- Work required:
Reproduce the data below in full and exclude every picture.

- Provided entries:
-=-=-=-=-
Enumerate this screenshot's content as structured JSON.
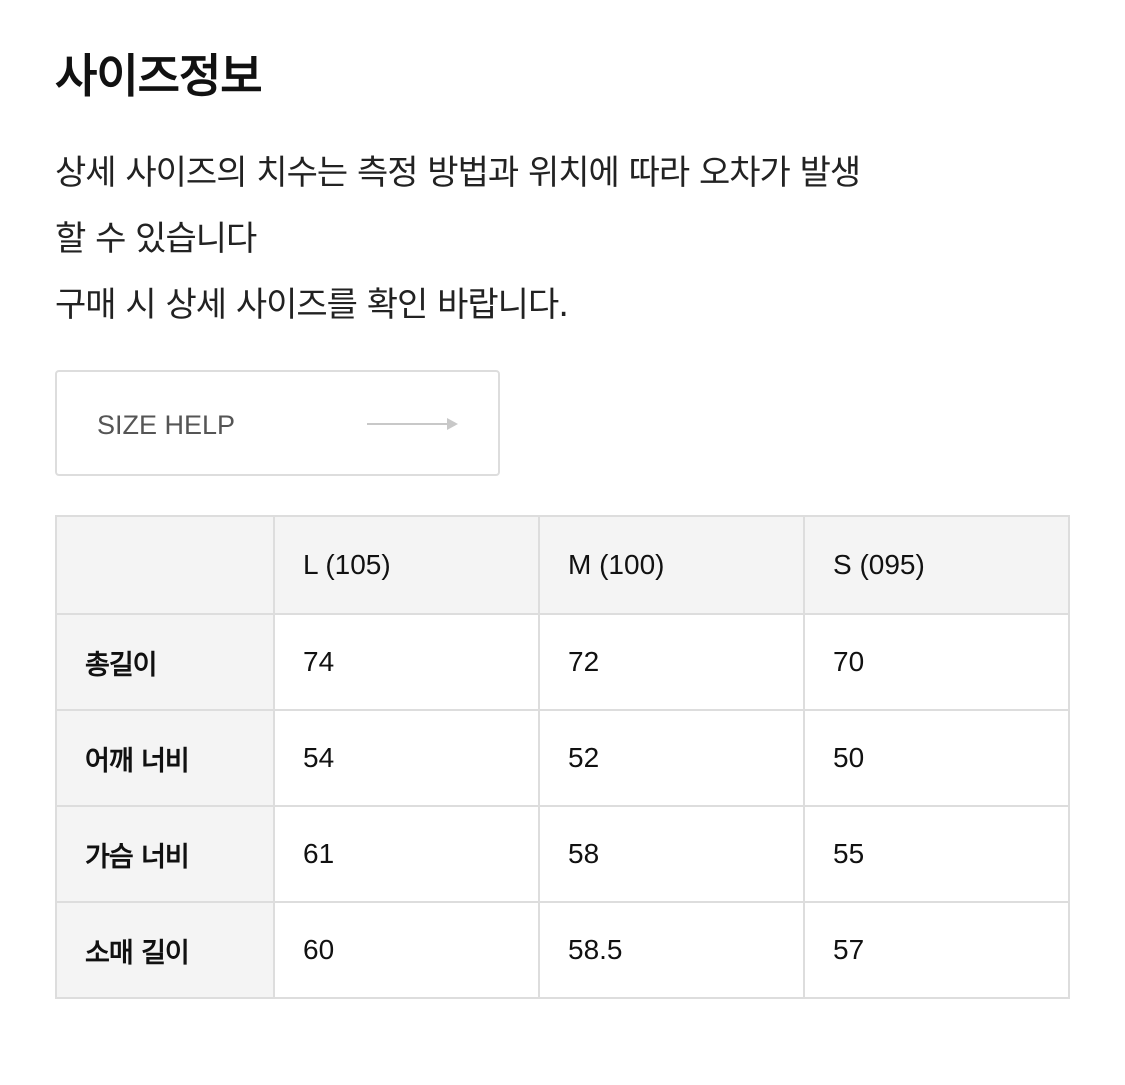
{
  "title": "사이즈정보",
  "description": [
    "상세 사이즈의 치수는 측정 방법과 위치에 따라 오차가 발생",
    "할 수 있습니다",
    "구매 시 상세 사이즈를 확인 바랍니다."
  ],
  "size_help": {
    "label": "SIZE HELP",
    "icon": "arrow-right-icon"
  },
  "table": {
    "columns": [
      "",
      "L (105)",
      "M (100)",
      "S (095)"
    ],
    "rows": [
      {
        "label": "총길이",
        "values": [
          "74",
          "72",
          "70"
        ]
      },
      {
        "label": "어깨 너비",
        "values": [
          "54",
          "52",
          "50"
        ]
      },
      {
        "label": "가슴 너비",
        "values": [
          "61",
          "58",
          "55"
        ]
      },
      {
        "label": "소매 길이",
        "values": [
          "60",
          "58.5",
          "57"
        ]
      }
    ]
  }
}
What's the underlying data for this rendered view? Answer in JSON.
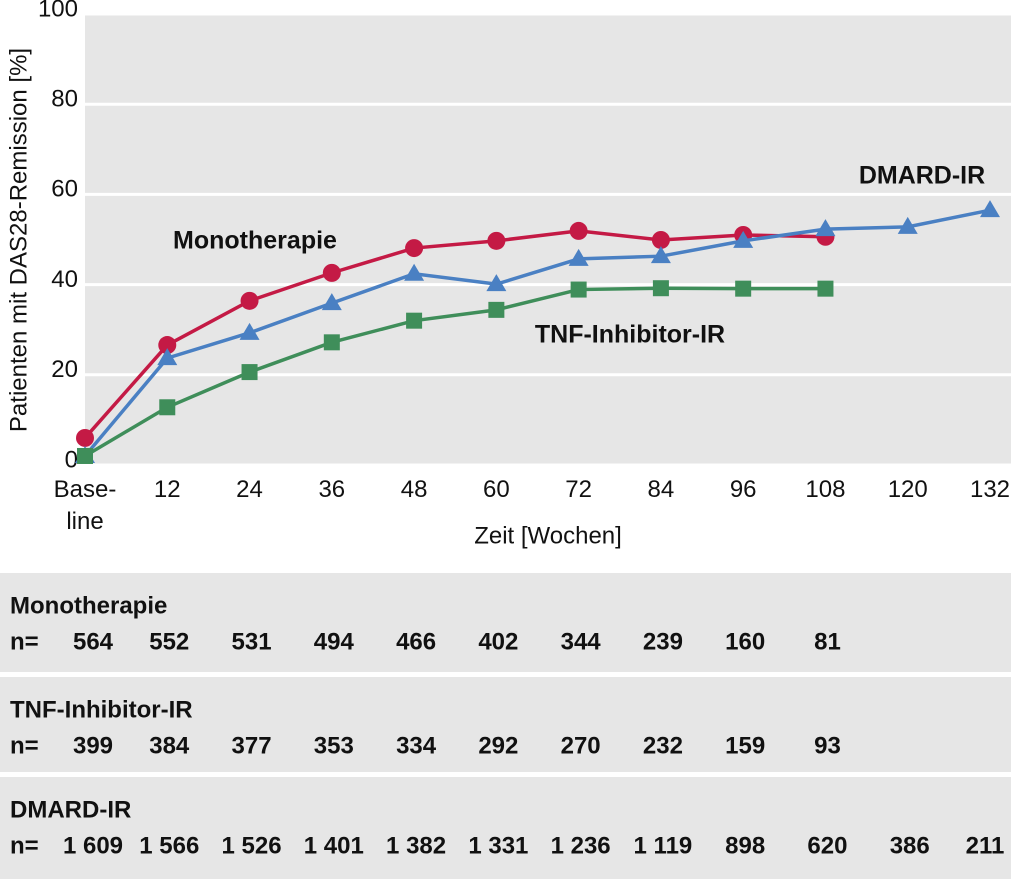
{
  "chart_data": {
    "type": "line",
    "ylabel": "Patienten mit DAS28-Remission [%]",
    "xlabel": "Zeit [Wochen]",
    "x": [
      0,
      12,
      24,
      36,
      48,
      60,
      72,
      84,
      96,
      108,
      120,
      132
    ],
    "xlim": [
      0,
      132
    ],
    "xticks": [
      {
        "value": 0,
        "label": "Base-\nline"
      },
      12,
      24,
      36,
      48,
      60,
      72,
      84,
      96,
      108,
      120,
      132
    ],
    "ylim": [
      0,
      100
    ],
    "yticks": [
      0,
      20,
      40,
      60,
      80,
      100
    ],
    "grid": true,
    "series": [
      {
        "name": "Monotherapie",
        "color": "#c41a45",
        "marker": "circle",
        "values": [
          6,
          26.6,
          36.4,
          42.6,
          48.1,
          49.7,
          51.9,
          49.9,
          51,
          50.6,
          null,
          null
        ]
      },
      {
        "name": "DMARD-IR",
        "color": "#4a80c3",
        "marker": "triangle",
        "values": [
          2,
          23.7,
          29.3,
          35.9,
          42.4,
          40.1,
          45.7,
          46.3,
          49.7,
          52.3,
          52.8,
          56.5
        ]
      },
      {
        "name": "TNF-Inhibitor-IR",
        "color": "#3f8e5a",
        "marker": "square",
        "values": [
          2,
          12.8,
          20.6,
          27.2,
          32,
          34.4,
          38.9,
          39.2,
          39.1,
          39.1,
          null,
          null
        ]
      }
    ]
  },
  "table": {
    "groups": [
      {
        "name": "Monotherapie",
        "color": "#c41a45",
        "prefix": "n=",
        "counts": [
          564,
          552,
          531,
          494,
          466,
          402,
          344,
          239,
          160,
          81
        ]
      },
      {
        "name": "TNF-Inhibitor-IR",
        "color": "#3f8e5a",
        "prefix": "n=",
        "counts": [
          399,
          384,
          377,
          353,
          334,
          292,
          270,
          232,
          159,
          93
        ]
      },
      {
        "name": "DMARD-IR",
        "color": "#4a80c3",
        "prefix": "n=",
        "counts": [
          "1 609",
          "1 566",
          "1 526",
          "1 401",
          "1 382",
          "1 331",
          "1 236",
          "1 119",
          898,
          620,
          386,
          211
        ]
      }
    ]
  }
}
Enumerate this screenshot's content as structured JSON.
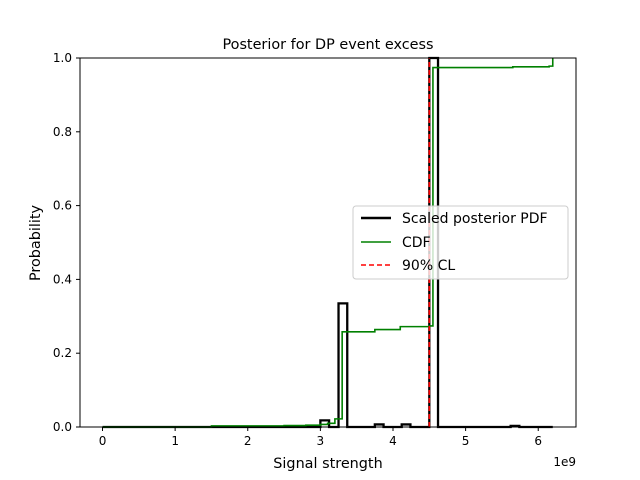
{
  "chart_data": {
    "type": "line",
    "title": "Posterior for DP event excess",
    "xlabel": "Signal strength",
    "ylabel": "Probability",
    "x_offset_text": "1e9",
    "xlim": [
      -0.31,
      6.52
    ],
    "ylim": [
      0,
      1.0
    ],
    "x_scale_factor": 1000000000.0,
    "xticks": [
      0,
      1,
      2,
      3,
      4,
      5,
      6
    ],
    "xtick_labels": [
      "0",
      "1",
      "2",
      "3",
      "4",
      "5",
      "6"
    ],
    "yticks": [
      0.0,
      0.2,
      0.4,
      0.6,
      0.8,
      1.0
    ],
    "ytick_labels": [
      "0.0",
      "0.2",
      "0.4",
      "0.6",
      "0.8",
      "1.0"
    ],
    "grid": false,
    "legend_position": "center-right",
    "legend": [
      {
        "label": "Scaled posterior PDF",
        "color": "#000000",
        "style": "solid-thick"
      },
      {
        "label": "CDF",
        "color": "#008000",
        "style": "solid"
      },
      {
        "label": "90% CL",
        "color": "#ff0000",
        "style": "dashed"
      }
    ],
    "series": [
      {
        "name": "Scaled posterior PDF",
        "color": "#000000",
        "kind": "histogram-step",
        "x": [
          0.0,
          3.0,
          3.12,
          3.25,
          3.37,
          3.75,
          3.87,
          4.12,
          4.24,
          4.5,
          4.62,
          5.62,
          5.74,
          6.2
        ],
        "y": [
          0.0,
          0.018,
          0.0,
          0.335,
          0.0,
          0.007,
          0.0,
          0.007,
          0.0,
          1.0,
          0.0,
          0.003,
          0.0,
          0.0
        ]
      },
      {
        "name": "CDF",
        "color": "#008000",
        "kind": "step",
        "x": [
          0.0,
          1.5,
          2.5,
          2.8,
          3.0,
          3.1,
          3.2,
          3.3,
          3.75,
          4.1,
          4.5,
          4.55,
          5.65,
          6.15,
          6.2
        ],
        "y": [
          0.0,
          0.003,
          0.004,
          0.005,
          0.007,
          0.01,
          0.022,
          0.258,
          0.264,
          0.272,
          0.274,
          0.974,
          0.976,
          0.978,
          1.0
        ]
      },
      {
        "name": "90% CL",
        "color": "#ff0000",
        "kind": "vline",
        "x": 4.5
      }
    ]
  }
}
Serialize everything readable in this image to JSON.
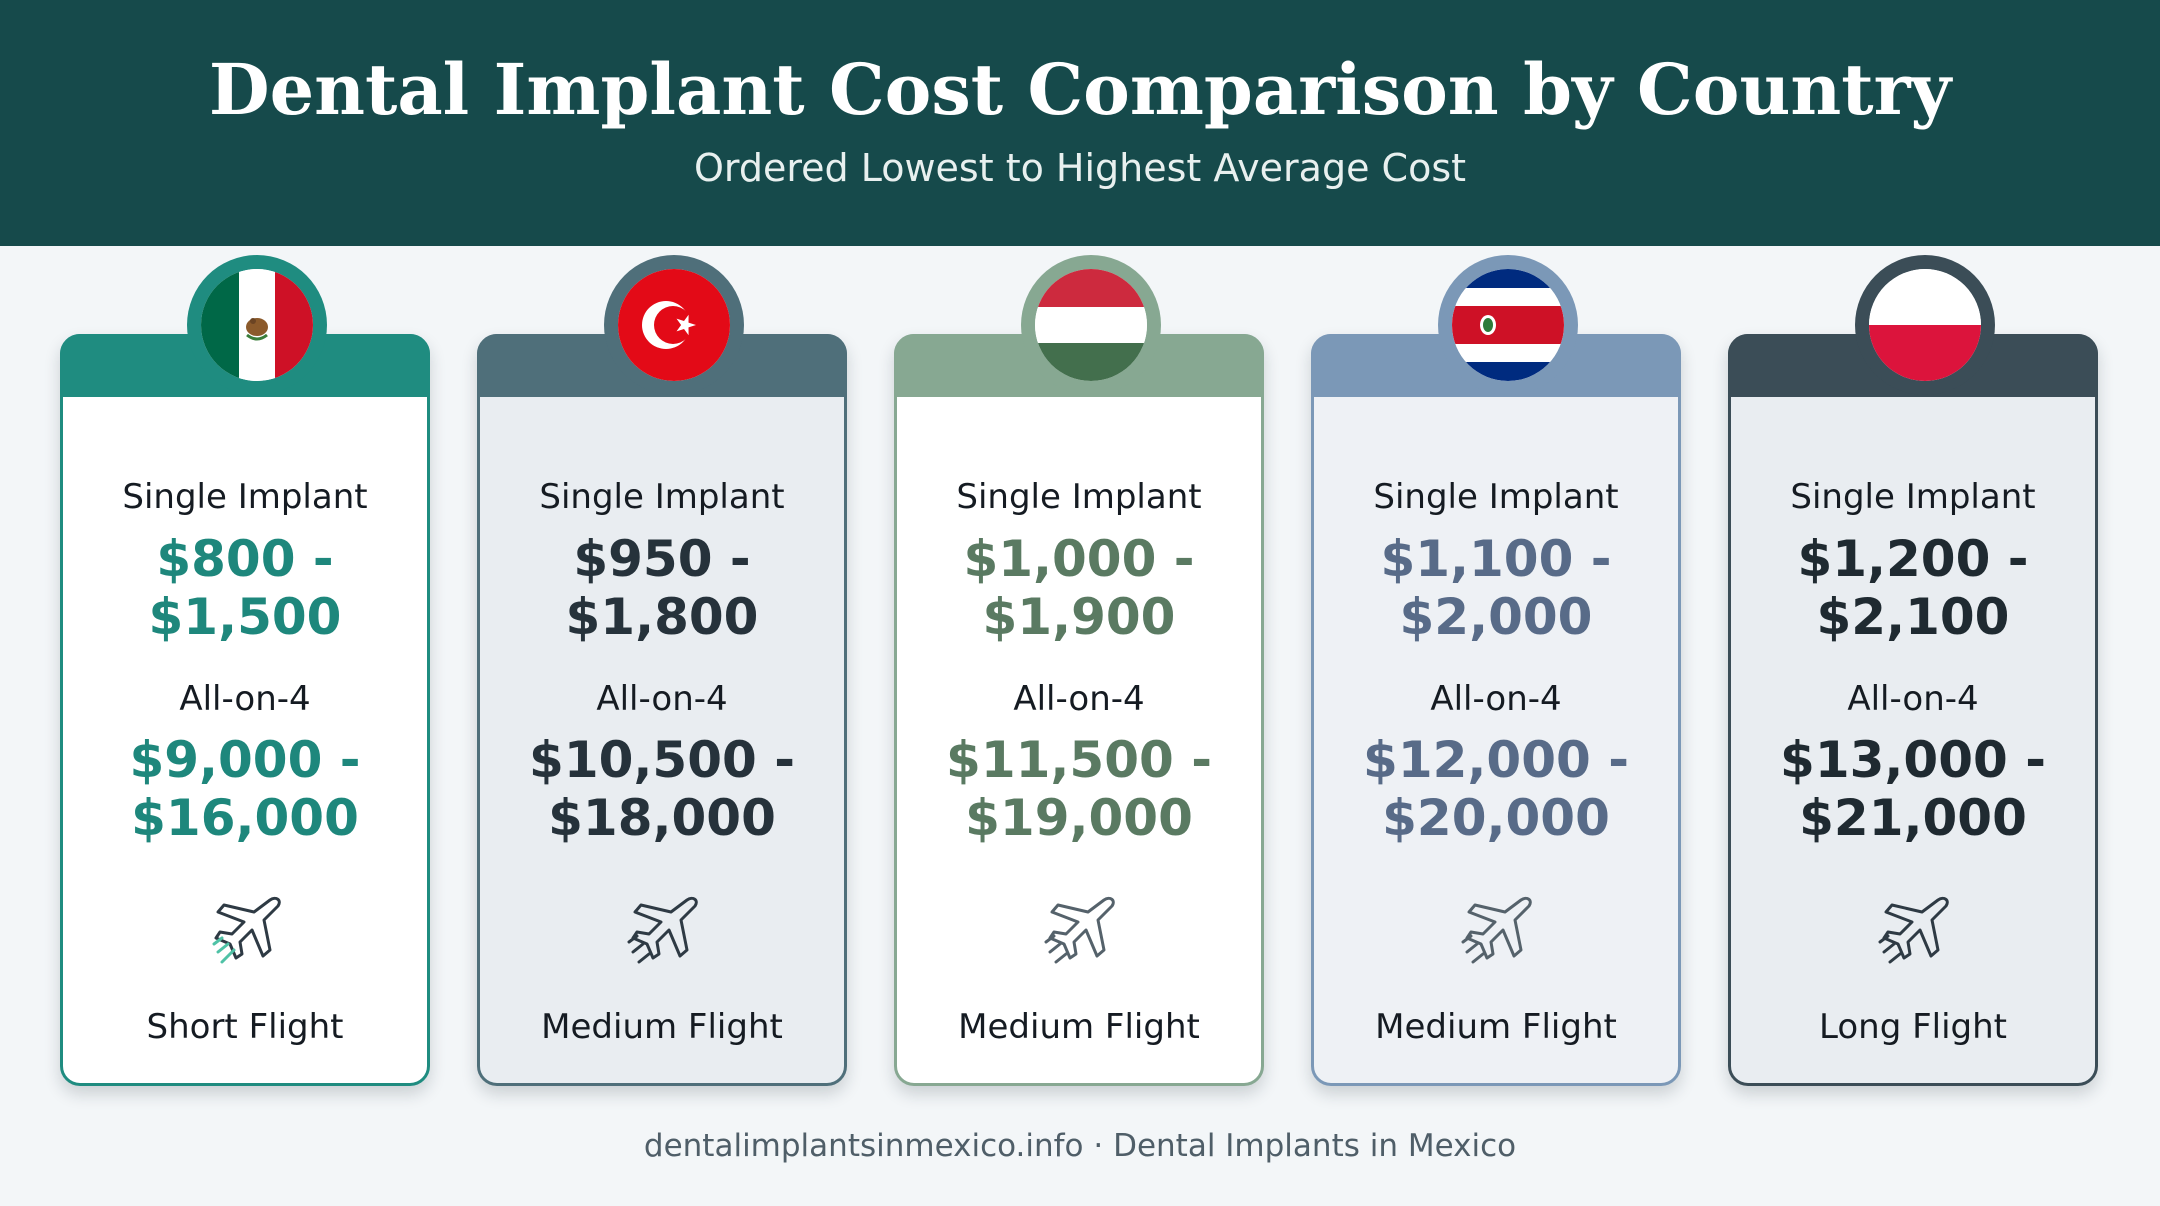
{
  "header": {
    "title": "Dental Implant Cost Comparison by Country",
    "subtitle": "Ordered Lowest to Highest Average Cost"
  },
  "cards": [
    {
      "country_flag": "mexico-flag-icon",
      "accent": "#1f8c80",
      "price_color": "#1e877c",
      "single_label": "Single Implant",
      "single_line1": "$800 -",
      "single_line2": "$1,500",
      "allon4_label": "All-on-4",
      "allon4_line1": "$9,000 -",
      "allon4_line2": "$16,000",
      "flight_icon": "plane-icon",
      "flight": "Short Flight"
    },
    {
      "country_flag": "turkey-flag-icon",
      "accent": "#4f6f7a",
      "price_color": "#26323b",
      "single_label": "Single Implant",
      "single_line1": "$950 -",
      "single_line2": "$1,800",
      "allon4_label": "All-on-4",
      "allon4_line1": "$10,500 -",
      "allon4_line2": "$18,000",
      "flight_icon": "plane-icon",
      "flight": "Medium Flight"
    },
    {
      "country_flag": "hungary-flag-icon",
      "accent": "#87a892",
      "price_color": "#5a7a62",
      "single_label": "Single Implant",
      "single_line1": "$1,000 -",
      "single_line2": "$1,900",
      "allon4_label": "All-on-4",
      "allon4_line1": "$11,500 -",
      "allon4_line2": "$19,000",
      "flight_icon": "plane-icon",
      "flight": "Medium Flight"
    },
    {
      "country_flag": "costa-rica-flag-icon",
      "accent": "#7b98b7",
      "price_color": "#586b88",
      "single_label": "Single Implant",
      "single_line1": "$1,100 -",
      "single_line2": "$2,000",
      "allon4_label": "All-on-4",
      "allon4_line1": "$12,000 -",
      "allon4_line2": "$20,000",
      "flight_icon": "plane-icon",
      "flight": "Medium Flight"
    },
    {
      "country_flag": "poland-flag-icon",
      "accent": "#3b4d57",
      "price_color": "#1f2a31",
      "single_label": "Single Implant",
      "single_line1": "$1,200 -",
      "single_line2": "$2,100",
      "allon4_label": "All-on-4",
      "allon4_line1": "$13,000 -",
      "allon4_line2": "$21,000",
      "flight_icon": "plane-icon",
      "flight": "Long Flight"
    }
  ],
  "footer": {
    "text": "dentalimplantsinmexico.info · Dental Implants in Mexico"
  }
}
-=-=-=-=-
- Complete answer:
Enumerate this screenshot's content as structured JSON.
{
  "title": "사이즈정보",
  "description": [
    "상세 사이즈의 치수는 측정 방법과 위치에 따라 오차가 발생",
    "할 수 있습니다",
    "구매 시 상세 사이즈를 확인 바랍니다."
  ],
  "size_help": {
    "label": "SIZE HELP",
    "icon": "arrow-right-icon"
  },
  "table": {
    "columns": [
      "",
      "L (105)",
      "M (100)",
      "S (095)"
    ],
    "rows": [
      {
        "label": "총길이",
        "values": [
          "74",
          "72",
          "70"
        ]
      },
      {
        "label": "어깨 너비",
        "values": [
          "54",
          "52",
          "50"
        ]
      },
      {
        "label": "가슴 너비",
        "values": [
          "61",
          "58",
          "55"
        ]
      },
      {
        "label": "소매 길이",
        "values": [
          "60",
          "58.5",
          "57"
        ]
      }
    ]
  }
}
What's the underlying data for this rendered view? Answer in JSON.
{
  "chart_data": {
    "type": "line",
    "ylabel": "Patienten mit DAS28-Remission [%]",
    "xlabel": "Zeit [Wochen]",
    "x": [
      0,
      12,
      24,
      36,
      48,
      60,
      72,
      84,
      96,
      108,
      120,
      132
    ],
    "xlim": [
      0,
      132
    ],
    "xticks": [
      {
        "value": 0,
        "label": "Base-\nline"
      },
      12,
      24,
      36,
      48,
      60,
      72,
      84,
      96,
      108,
      120,
      132
    ],
    "ylim": [
      0,
      100
    ],
    "yticks": [
      0,
      20,
      40,
      60,
      80,
      100
    ],
    "grid": true,
    "series": [
      {
        "name": "Monotherapie",
        "color": "#c41a45",
        "marker": "circle",
        "values": [
          6,
          26.6,
          36.4,
          42.6,
          48.1,
          49.7,
          51.9,
          49.9,
          51,
          50.6,
          null,
          null
        ]
      },
      {
        "name": "DMARD-IR",
        "color": "#4a80c3",
        "marker": "triangle",
        "values": [
          2,
          23.7,
          29.3,
          35.9,
          42.4,
          40.1,
          45.7,
          46.3,
          49.7,
          52.3,
          52.8,
          56.5
        ]
      },
      {
        "name": "TNF-Inhibitor-IR",
        "color": "#3f8e5a",
        "marker": "square",
        "values": [
          2,
          12.8,
          20.6,
          27.2,
          32,
          34.4,
          38.9,
          39.2,
          39.1,
          39.1,
          null,
          null
        ]
      }
    ]
  },
  "table": {
    "groups": [
      {
        "name": "Monotherapie",
        "color": "#c41a45",
        "prefix": "n=",
        "counts": [
          564,
          552,
          531,
          494,
          466,
          402,
          344,
          239,
          160,
          81
        ]
      },
      {
        "name": "TNF-Inhibitor-IR",
        "color": "#3f8e5a",
        "prefix": "n=",
        "counts": [
          399,
          384,
          377,
          353,
          334,
          292,
          270,
          232,
          159,
          93
        ]
      },
      {
        "name": "DMARD-IR",
        "color": "#4a80c3",
        "prefix": "n=",
        "counts": [
          "1 609",
          "1 566",
          "1 526",
          "1 401",
          "1 382",
          "1 331",
          "1 236",
          "1 119",
          898,
          620,
          386,
          211
        ]
      }
    ]
  }
}
Enumerate this screenshot's content as structured JSON.
{
  "chart_data": {
    "type": "line",
    "title": "Posterior for DP event excess",
    "xlabel": "Signal strength",
    "ylabel": "Probability",
    "x_offset_text": "1e9",
    "xlim": [
      -0.31,
      6.52
    ],
    "ylim": [
      0,
      1.0
    ],
    "x_scale_factor": 1000000000.0,
    "xticks": [
      0,
      1,
      2,
      3,
      4,
      5,
      6
    ],
    "xtick_labels": [
      "0",
      "1",
      "2",
      "3",
      "4",
      "5",
      "6"
    ],
    "yticks": [
      0.0,
      0.2,
      0.4,
      0.6,
      0.8,
      1.0
    ],
    "ytick_labels": [
      "0.0",
      "0.2",
      "0.4",
      "0.6",
      "0.8",
      "1.0"
    ],
    "grid": false,
    "legend_position": "center-right",
    "legend": [
      {
        "label": "Scaled posterior PDF",
        "color": "#000000",
        "style": "solid-thick"
      },
      {
        "label": "CDF",
        "color": "#008000",
        "style": "solid"
      },
      {
        "label": "90% CL",
        "color": "#ff0000",
        "style": "dashed"
      }
    ],
    "series": [
      {
        "name": "Scaled posterior PDF",
        "color": "#000000",
        "kind": "histogram-step",
        "x": [
          0.0,
          3.0,
          3.12,
          3.25,
          3.37,
          3.75,
          3.87,
          4.12,
          4.24,
          4.5,
          4.62,
          5.62,
          5.74,
          6.2
        ],
        "y": [
          0.0,
          0.018,
          0.0,
          0.335,
          0.0,
          0.007,
          0.0,
          0.007,
          0.0,
          1.0,
          0.0,
          0.003,
          0.0,
          0.0
        ]
      },
      {
        "name": "CDF",
        "color": "#008000",
        "kind": "step",
        "x": [
          0.0,
          1.5,
          2.5,
          2.8,
          3.0,
          3.1,
          3.2,
          3.3,
          3.75,
          4.1,
          4.5,
          4.55,
          5.65,
          6.15,
          6.2
        ],
        "y": [
          0.0,
          0.003,
          0.004,
          0.005,
          0.007,
          0.01,
          0.022,
          0.258,
          0.264,
          0.272,
          0.274,
          0.974,
          0.976,
          0.978,
          1.0
        ]
      },
      {
        "name": "90% CL",
        "color": "#ff0000",
        "kind": "vline",
        "x": 4.5
      }
    ]
  }
}
Serialize everything readable in this image to JSON.
{
  "header": {
    "title": "Dental Implant Cost Comparison by Country",
    "subtitle": "Ordered Lowest to Highest Average Cost"
  },
  "cards": [
    {
      "country_flag": "mexico-flag-icon",
      "accent": "#1f8c80",
      "price_color": "#1e877c",
      "single_label": "Single Implant",
      "single_line1": "$800 -",
      "single_line2": "$1,500",
      "allon4_label": "All-on-4",
      "allon4_line1": "$9,000 -",
      "allon4_line2": "$16,000",
      "flight_icon": "plane-icon",
      "flight": "Short Flight"
    },
    {
      "country_flag": "turkey-flag-icon",
      "accent": "#4f6f7a",
      "price_color": "#26323b",
      "single_label": "Single Implant",
      "single_line1": "$950 -",
      "single_line2": "$1,800",
      "allon4_label": "All-on-4",
      "allon4_line1": "$10,500 -",
      "allon4_line2": "$18,000",
      "flight_icon": "plane-icon",
      "flight": "Medium Flight"
    },
    {
      "country_flag": "hungary-flag-icon",
      "accent": "#87a892",
      "price_color": "#5a7a62",
      "single_label": "Single Implant",
      "single_line1": "$1,000 -",
      "single_line2": "$1,900",
      "allon4_label": "All-on-4",
      "allon4_line1": "$11,500 -",
      "allon4_line2": "$19,000",
      "flight_icon": "plane-icon",
      "flight": "Medium Flight"
    },
    {
      "country_flag": "costa-rica-flag-icon",
      "accent": "#7b98b7",
      "price_color": "#586b88",
      "single_label": "Single Implant",
      "single_line1": "$1,100 -",
      "single_line2": "$2,000",
      "allon4_label": "All-on-4",
      "allon4_line1": "$12,000 -",
      "allon4_line2": "$20,000",
      "flight_icon": "plane-icon",
      "flight": "Medium Flight"
    },
    {
      "country_flag": "poland-flag-icon",
      "accent": "#3b4d57",
      "price_color": "#1f2a31",
      "single_label": "Single Implant",
      "single_line1": "$1,200 -",
      "single_line2": "$2,100",
      "allon4_label": "All-on-4",
      "allon4_line1": "$13,000 -",
      "allon4_line2": "$21,000",
      "flight_icon": "plane-icon",
      "flight": "Long Flight"
    }
  ],
  "footer": {
    "text": "dentalimplantsinmexico.info · Dental Implants in Mexico"
  }
}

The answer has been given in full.